● **Recorded information**

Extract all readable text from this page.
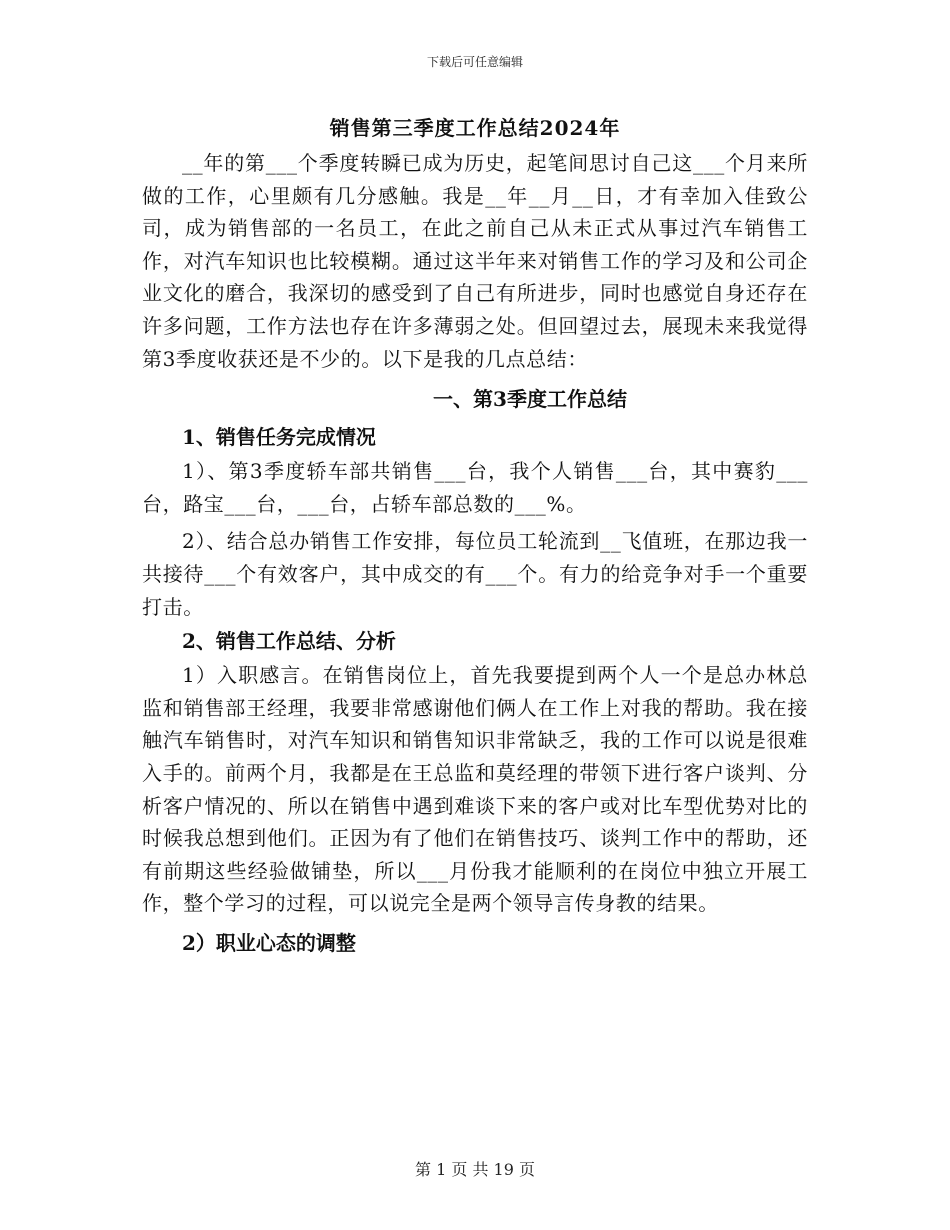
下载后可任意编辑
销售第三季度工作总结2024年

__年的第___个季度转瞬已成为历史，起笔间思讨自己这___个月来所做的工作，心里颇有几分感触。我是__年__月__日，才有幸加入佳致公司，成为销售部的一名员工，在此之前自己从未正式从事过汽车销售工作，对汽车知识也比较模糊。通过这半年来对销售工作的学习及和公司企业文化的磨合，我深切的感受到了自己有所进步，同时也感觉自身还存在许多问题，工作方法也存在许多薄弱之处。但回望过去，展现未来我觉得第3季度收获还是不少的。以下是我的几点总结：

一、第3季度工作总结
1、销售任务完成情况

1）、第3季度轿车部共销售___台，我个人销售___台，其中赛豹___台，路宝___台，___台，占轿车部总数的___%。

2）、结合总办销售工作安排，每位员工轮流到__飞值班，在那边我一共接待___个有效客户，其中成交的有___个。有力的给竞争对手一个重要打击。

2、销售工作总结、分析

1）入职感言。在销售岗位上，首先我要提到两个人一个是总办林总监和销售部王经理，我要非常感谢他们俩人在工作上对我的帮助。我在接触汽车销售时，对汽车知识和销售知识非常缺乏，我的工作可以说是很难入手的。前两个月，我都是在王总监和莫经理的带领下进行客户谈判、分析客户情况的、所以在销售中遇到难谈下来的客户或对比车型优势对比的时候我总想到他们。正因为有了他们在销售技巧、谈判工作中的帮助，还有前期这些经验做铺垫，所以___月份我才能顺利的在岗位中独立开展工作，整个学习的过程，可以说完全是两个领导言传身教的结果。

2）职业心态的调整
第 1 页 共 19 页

● **The exercise**
Write out the entries again, exactly as given, skipping any images.

● **Finished task**
Extract all readable text from this page.
下载后可任意编辑
销售第三季度工作总结2024年

__年的第___个季度转瞬已成为历史，起笔间思讨自己这___个月来所做的工作，心里颇有几分感触。我是__年__月__日，才有幸加入佳致公司，成为销售部的一名员工，在此之前自己从未正式从事过汽车销售工作，对汽车知识也比较模糊。通过这半年来对销售工作的学习及和公司企业文化的磨合，我深切的感受到了自己有所进步，同时也感觉自身还存在许多问题，工作方法也存在许多薄弱之处。但回望过去，展现未来我觉得第3季度收获还是不少的。以下是我的几点总结：

一、第3季度工作总结
1、销售任务完成情况

1）、第3季度轿车部共销售___台，我个人销售___台，其中赛豹___台，路宝___台，___台，占轿车部总数的___%。

2）、结合总办销售工作安排，每位员工轮流到__飞值班，在那边我一共接待___个有效客户，其中成交的有___个。有力的给竞争对手一个重要打击。

2、销售工作总结、分析

1）入职感言。在销售岗位上，首先我要提到两个人一个是总办林总监和销售部王经理，我要非常感谢他们俩人在工作上对我的帮助。我在接触汽车销售时，对汽车知识和销售知识非常缺乏，我的工作可以说是很难入手的。前两个月，我都是在王总监和莫经理的带领下进行客户谈判、分析客户情况的、所以在销售中遇到难谈下来的客户或对比车型优势对比的时候我总想到他们。正因为有了他们在销售技巧、谈判工作中的帮助，还有前期这些经验做铺垫，所以___月份我才能顺利的在岗位中独立开展工作，整个学习的过程，可以说完全是两个领导言传身教的结果。

2）职业心态的调整
第 1 页 共 19 页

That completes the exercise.